=== Records for the task ===
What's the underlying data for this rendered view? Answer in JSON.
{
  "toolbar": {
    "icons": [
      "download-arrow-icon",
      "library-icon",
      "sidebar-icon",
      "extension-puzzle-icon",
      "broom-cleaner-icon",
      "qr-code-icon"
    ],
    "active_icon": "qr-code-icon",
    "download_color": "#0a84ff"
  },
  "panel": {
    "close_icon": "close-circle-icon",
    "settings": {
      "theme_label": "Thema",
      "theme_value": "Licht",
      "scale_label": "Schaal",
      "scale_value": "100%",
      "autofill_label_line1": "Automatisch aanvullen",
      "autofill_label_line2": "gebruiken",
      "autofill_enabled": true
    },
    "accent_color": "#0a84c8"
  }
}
===
Exercise objective:
Each record should come back exactly as written.

The response:
What's the underlying data for this rendered view? Answer in JSON.
{
  "toolbar": {
    "icons": [
      "download-arrow-icon",
      "library-icon",
      "sidebar-icon",
      "extension-puzzle-icon",
      "broom-cleaner-icon",
      "qr-code-icon"
    ],
    "active_icon": "qr-code-icon",
    "download_color": "#0a84ff"
  },
  "panel": {
    "close_icon": "close-circle-icon",
    "settings": {
      "theme_label": "Thema",
      "theme_value": "Licht",
      "scale_label": "Schaal",
      "scale_value": "100%",
      "autofill_label_line1": "Automatisch aanvullen",
      "autofill_label_line2": "gebruiken",
      "autofill_enabled": true
    },
    "accent_color": "#0a84c8"
  }
}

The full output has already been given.